Instruction => Your task is to copy the listing exactly. Drop any pictures from the copy.

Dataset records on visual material

• • • • •

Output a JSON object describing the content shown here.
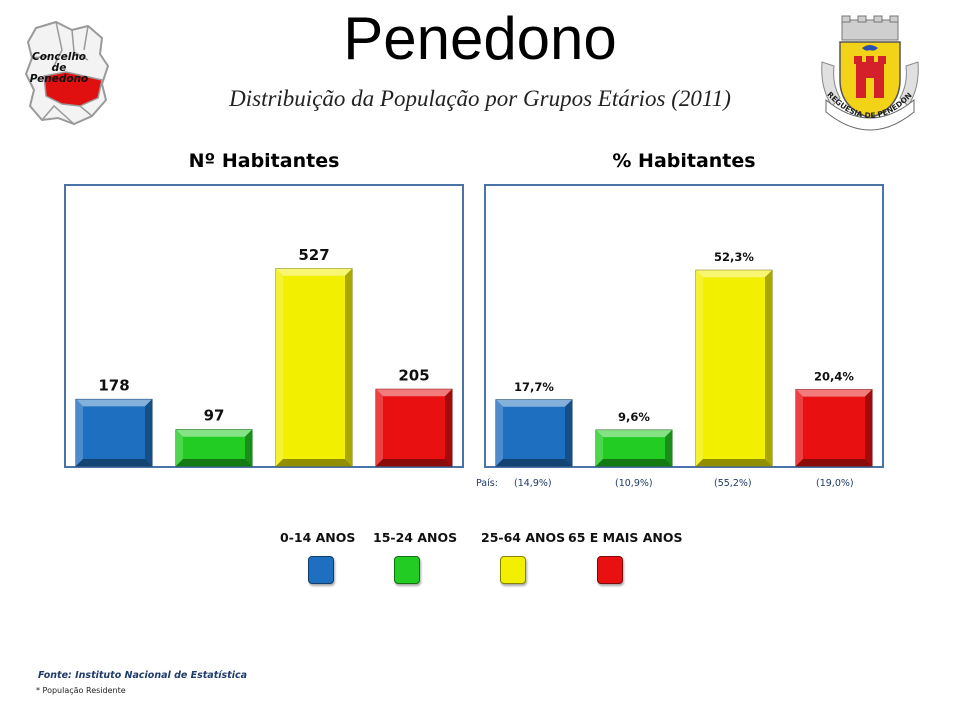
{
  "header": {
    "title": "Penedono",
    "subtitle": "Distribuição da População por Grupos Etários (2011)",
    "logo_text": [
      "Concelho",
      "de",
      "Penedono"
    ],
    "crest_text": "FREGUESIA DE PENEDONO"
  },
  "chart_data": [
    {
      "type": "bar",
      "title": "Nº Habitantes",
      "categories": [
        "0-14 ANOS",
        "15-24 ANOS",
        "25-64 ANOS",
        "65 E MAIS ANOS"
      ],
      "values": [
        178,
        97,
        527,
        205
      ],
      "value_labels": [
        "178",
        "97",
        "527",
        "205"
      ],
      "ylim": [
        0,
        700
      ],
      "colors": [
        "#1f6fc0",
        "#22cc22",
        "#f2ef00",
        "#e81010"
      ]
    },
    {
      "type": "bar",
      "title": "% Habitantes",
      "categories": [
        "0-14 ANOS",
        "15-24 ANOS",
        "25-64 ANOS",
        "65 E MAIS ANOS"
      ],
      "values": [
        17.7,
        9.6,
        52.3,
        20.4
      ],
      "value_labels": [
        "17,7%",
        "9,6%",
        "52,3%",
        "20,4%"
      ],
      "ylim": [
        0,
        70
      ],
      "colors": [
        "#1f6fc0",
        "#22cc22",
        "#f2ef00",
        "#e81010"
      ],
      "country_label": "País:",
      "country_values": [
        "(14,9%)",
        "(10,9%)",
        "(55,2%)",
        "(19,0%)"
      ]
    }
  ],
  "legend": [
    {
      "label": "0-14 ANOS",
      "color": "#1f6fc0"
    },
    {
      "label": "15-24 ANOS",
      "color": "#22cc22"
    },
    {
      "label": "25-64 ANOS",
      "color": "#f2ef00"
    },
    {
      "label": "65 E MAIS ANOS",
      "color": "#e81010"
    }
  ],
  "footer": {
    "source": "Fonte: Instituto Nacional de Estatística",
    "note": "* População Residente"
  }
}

• • • • •

Task solution =>
Output a JSON object describing the content shown here.
{
  "header": {
    "title": "Penedono",
    "subtitle": "Distribuição da População por Grupos Etários (2011)",
    "logo_text": [
      "Concelho",
      "de",
      "Penedono"
    ],
    "crest_text": "FREGUESIA DE PENEDONO"
  },
  "chart_data": [
    {
      "type": "bar",
      "title": "Nº Habitantes",
      "categories": [
        "0-14 ANOS",
        "15-24 ANOS",
        "25-64 ANOS",
        "65 E MAIS ANOS"
      ],
      "values": [
        178,
        97,
        527,
        205
      ],
      "value_labels": [
        "178",
        "97",
        "527",
        "205"
      ],
      "ylim": [
        0,
        700
      ],
      "colors": [
        "#1f6fc0",
        "#22cc22",
        "#f2ef00",
        "#e81010"
      ]
    },
    {
      "type": "bar",
      "title": "% Habitantes",
      "categories": [
        "0-14 ANOS",
        "15-24 ANOS",
        "25-64 ANOS",
        "65 E MAIS ANOS"
      ],
      "values": [
        17.7,
        9.6,
        52.3,
        20.4
      ],
      "value_labels": [
        "17,7%",
        "9,6%",
        "52,3%",
        "20,4%"
      ],
      "ylim": [
        0,
        70
      ],
      "colors": [
        "#1f6fc0",
        "#22cc22",
        "#f2ef00",
        "#e81010"
      ],
      "country_label": "País:",
      "country_values": [
        "(14,9%)",
        "(10,9%)",
        "(55,2%)",
        "(19,0%)"
      ]
    }
  ],
  "legend": [
    {
      "label": "0-14 ANOS",
      "color": "#1f6fc0"
    },
    {
      "label": "15-24 ANOS",
      "color": "#22cc22"
    },
    {
      "label": "25-64 ANOS",
      "color": "#f2ef00"
    },
    {
      "label": "65 E MAIS ANOS",
      "color": "#e81010"
    }
  ],
  "footer": {
    "source": "Fonte: Instituto Nacional de Estatística",
    "note": "* População Residente"
  }
}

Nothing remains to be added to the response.